*Exercise:*
Copy the full set of lines exactly as given.

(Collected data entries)
========

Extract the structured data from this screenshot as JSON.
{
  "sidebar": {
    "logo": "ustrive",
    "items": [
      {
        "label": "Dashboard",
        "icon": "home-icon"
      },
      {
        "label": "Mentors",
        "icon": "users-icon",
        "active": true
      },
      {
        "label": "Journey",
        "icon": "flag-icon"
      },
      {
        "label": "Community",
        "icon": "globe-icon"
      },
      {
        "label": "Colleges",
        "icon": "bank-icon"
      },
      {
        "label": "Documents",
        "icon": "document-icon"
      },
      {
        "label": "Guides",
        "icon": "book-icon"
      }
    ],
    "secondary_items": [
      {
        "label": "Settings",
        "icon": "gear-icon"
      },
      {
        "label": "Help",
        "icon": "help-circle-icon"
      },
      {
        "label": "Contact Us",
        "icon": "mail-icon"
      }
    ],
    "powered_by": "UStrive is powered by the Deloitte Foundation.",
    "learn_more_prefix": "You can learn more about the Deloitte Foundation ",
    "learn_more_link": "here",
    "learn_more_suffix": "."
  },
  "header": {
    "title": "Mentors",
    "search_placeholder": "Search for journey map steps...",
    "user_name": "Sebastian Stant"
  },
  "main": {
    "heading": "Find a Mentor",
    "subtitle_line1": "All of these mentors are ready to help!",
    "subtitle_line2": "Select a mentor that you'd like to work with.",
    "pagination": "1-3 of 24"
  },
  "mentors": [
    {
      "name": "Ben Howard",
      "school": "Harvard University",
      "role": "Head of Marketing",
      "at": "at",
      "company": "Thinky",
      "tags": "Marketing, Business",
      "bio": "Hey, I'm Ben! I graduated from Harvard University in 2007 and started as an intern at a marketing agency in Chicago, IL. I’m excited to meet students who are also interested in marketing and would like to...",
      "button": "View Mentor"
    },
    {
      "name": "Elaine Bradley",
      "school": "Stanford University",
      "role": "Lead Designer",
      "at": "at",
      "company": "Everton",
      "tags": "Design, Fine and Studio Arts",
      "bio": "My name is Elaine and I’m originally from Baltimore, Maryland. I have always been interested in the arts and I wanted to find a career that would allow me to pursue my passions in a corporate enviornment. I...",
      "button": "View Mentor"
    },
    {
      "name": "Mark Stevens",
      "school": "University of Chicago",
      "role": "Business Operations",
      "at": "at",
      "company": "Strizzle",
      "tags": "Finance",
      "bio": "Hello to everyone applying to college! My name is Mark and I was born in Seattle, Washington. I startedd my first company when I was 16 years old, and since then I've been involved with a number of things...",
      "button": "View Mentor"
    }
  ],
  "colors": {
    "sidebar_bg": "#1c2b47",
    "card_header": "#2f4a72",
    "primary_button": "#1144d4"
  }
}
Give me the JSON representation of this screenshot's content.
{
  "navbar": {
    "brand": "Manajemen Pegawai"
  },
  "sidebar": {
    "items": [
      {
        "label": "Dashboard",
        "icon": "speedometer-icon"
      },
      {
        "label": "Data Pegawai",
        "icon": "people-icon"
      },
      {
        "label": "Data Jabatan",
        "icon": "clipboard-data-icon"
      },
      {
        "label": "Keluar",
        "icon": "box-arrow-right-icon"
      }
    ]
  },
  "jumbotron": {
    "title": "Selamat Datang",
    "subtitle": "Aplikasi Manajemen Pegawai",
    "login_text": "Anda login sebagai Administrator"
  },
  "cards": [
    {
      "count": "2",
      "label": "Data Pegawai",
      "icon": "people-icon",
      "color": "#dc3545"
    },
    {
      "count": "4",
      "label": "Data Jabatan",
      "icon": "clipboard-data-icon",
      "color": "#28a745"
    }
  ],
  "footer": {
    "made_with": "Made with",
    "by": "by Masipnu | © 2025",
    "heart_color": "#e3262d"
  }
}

========

*Result:*
Extract the structured data from this screenshot as JSON.
{
  "sidebar": {
    "logo": "ustrive",
    "items": [
      {
        "label": "Dashboard",
        "icon": "home-icon"
      },
      {
        "label": "Mentors",
        "icon": "users-icon",
        "active": true
      },
      {
        "label": "Journey",
        "icon": "flag-icon"
      },
      {
        "label": "Community",
        "icon": "globe-icon"
      },
      {
        "label": "Colleges",
        "icon": "bank-icon"
      },
      {
        "label": "Documents",
        "icon": "document-icon"
      },
      {
        "label": "Guides",
        "icon": "book-icon"
      }
    ],
    "secondary_items": [
      {
        "label": "Settings",
        "icon": "gear-icon"
      },
      {
        "label": "Help",
        "icon": "help-circle-icon"
      },
      {
        "label": "Contact Us",
        "icon": "mail-icon"
      }
    ],
    "powered_by": "UStrive is powered by the Deloitte Foundation.",
    "learn_more_prefix": "You can learn more about the Deloitte Foundation ",
    "learn_more_link": "here",
    "learn_more_suffix": "."
  },
  "header": {
    "title": "Mentors",
    "search_placeholder": "Search for journey map steps...",
    "user_name": "Sebastian Stant"
  },
  "main": {
    "heading": "Find a Mentor",
    "subtitle_line1": "All of these mentors are ready to help!",
    "subtitle_line2": "Select a mentor that you'd like to work with.",
    "pagination": "1-3 of 24"
  },
  "mentors": [
    {
      "name": "Ben Howard",
      "school": "Harvard University",
      "role": "Head of Marketing",
      "at": "at",
      "company": "Thinky",
      "tags": "Marketing, Business",
      "bio": "Hey, I'm Ben! I graduated from Harvard University in 2007 and started as an intern at a marketing agency in Chicago, IL. I’m excited to meet students who are also interested in marketing and would like to...",
      "button": "View Mentor"
    },
    {
      "name": "Elaine Bradley",
      "school": "Stanford University",
      "role": "Lead Designer",
      "at": "at",
      "company": "Everton",
      "tags": "Design, Fine and Studio Arts",
      "bio": "My name is Elaine and I’m originally from Baltimore, Maryland. I have always been interested in the arts and I wanted to find a career that would allow me to pursue my passions in a corporate enviornment. I...",
      "button": "View Mentor"
    },
    {
      "name": "Mark Stevens",
      "school": "University of Chicago",
      "role": "Business Operations",
      "at": "at",
      "company": "Strizzle",
      "tags": "Finance",
      "bio": "Hello to everyone applying to college! My name is Mark and I was born in Seattle, Washington. I startedd my first company when I was 16 years old, and since then I've been involved with a number of things...",
      "button": "View Mentor"
    }
  ],
  "colors": {
    "sidebar_bg": "#1c2b47",
    "card_header": "#2f4a72",
    "primary_button": "#1144d4"
  }
}
Give me the JSON representation of this screenshot's content.
{
  "navbar": {
    "brand": "Manajemen Pegawai"
  },
  "sidebar": {
    "items": [
      {
        "label": "Dashboard",
        "icon": "speedometer-icon"
      },
      {
        "label": "Data Pegawai",
        "icon": "people-icon"
      },
      {
        "label": "Data Jabatan",
        "icon": "clipboard-data-icon"
      },
      {
        "label": "Keluar",
        "icon": "box-arrow-right-icon"
      }
    ]
  },
  "jumbotron": {
    "title": "Selamat Datang",
    "subtitle": "Aplikasi Manajemen Pegawai",
    "login_text": "Anda login sebagai Administrator"
  },
  "cards": [
    {
      "count": "2",
      "label": "Data Pegawai",
      "icon": "people-icon",
      "color": "#dc3545"
    },
    {
      "count": "4",
      "label": "Data Jabatan",
      "icon": "clipboard-data-icon",
      "color": "#28a745"
    }
  ],
  "footer": {
    "made_with": "Made with",
    "by": "by Masipnu | © 2025",
    "heart_color": "#e3262d"
  }
}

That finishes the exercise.